* [What is needed]: Quote, without change, all of the lines that follow.

* [Available data]:
---------------
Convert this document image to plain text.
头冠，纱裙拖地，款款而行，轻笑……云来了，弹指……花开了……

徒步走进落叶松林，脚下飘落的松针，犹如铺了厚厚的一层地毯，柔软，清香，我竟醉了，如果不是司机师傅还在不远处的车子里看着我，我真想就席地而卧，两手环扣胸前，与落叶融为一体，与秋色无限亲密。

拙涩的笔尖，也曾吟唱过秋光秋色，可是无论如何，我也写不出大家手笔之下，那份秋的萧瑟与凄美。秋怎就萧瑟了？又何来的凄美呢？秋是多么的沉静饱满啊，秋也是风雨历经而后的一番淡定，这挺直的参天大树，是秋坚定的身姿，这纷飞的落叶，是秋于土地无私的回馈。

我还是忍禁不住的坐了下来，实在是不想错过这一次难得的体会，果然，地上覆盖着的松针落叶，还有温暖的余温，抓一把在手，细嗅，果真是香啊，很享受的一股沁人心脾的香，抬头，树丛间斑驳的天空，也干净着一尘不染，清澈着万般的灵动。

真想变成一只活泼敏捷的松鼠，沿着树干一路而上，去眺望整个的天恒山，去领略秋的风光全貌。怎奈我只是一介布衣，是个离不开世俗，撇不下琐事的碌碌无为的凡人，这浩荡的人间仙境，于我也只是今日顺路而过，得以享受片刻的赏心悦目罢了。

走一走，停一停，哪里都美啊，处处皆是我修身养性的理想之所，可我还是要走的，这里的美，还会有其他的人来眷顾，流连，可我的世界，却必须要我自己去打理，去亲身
---------------
* [Task result]:
Convert this document image to plain text.
头冠，纱裙拖地，款款而行，轻笑……云来了，弹指……花开了……

徒步走进落叶松林，脚下飘落的松针，犹如铺了厚厚的一层地毯，柔软，清香，我竟醉了，如果不是司机师傅还在不远处的车子里看着我，我真想就席地而卧，两手环扣胸前，与落叶融为一体，与秋色无限亲密。

拙涩的笔尖，也曾吟唱过秋光秋色，可是无论如何，我也写不出大家手笔之下，那份秋的萧瑟与凄美。秋怎就萧瑟了？又何来的凄美呢？秋是多么的沉静饱满啊，秋也是风雨历经而后的一番淡定，这挺直的参天大树，是秋坚定的身姿，这纷飞的落叶，是秋于土地无私的回馈。

我还是忍禁不住的坐了下来，实在是不想错过这一次难得的体会，果然，地上覆盖着的松针落叶，还有温暖的余温，抓一把在手，细嗅，果真是香啊，很享受的一股沁人心脾的香，抬头，树丛间斑驳的天空，也干净着一尘不染，清澈着万般的灵动。

真想变成一只活泼敏捷的松鼠，沿着树干一路而上，去眺望整个的天恒山，去领略秋的风光全貌。怎奈我只是一介布衣，是个离不开世俗，撇不下琐事的碌碌无为的凡人，这浩荡的人间仙境，于我也只是今日顺路而过，得以享受片刻的赏心悦目罢了。

走一走，停一停，哪里都美啊，处处皆是我修身养性的理想之所，可我还是要走的，这里的美，还会有其他的人来眷顾，流连，可我的世界，却必须要我自己去打理，去亲身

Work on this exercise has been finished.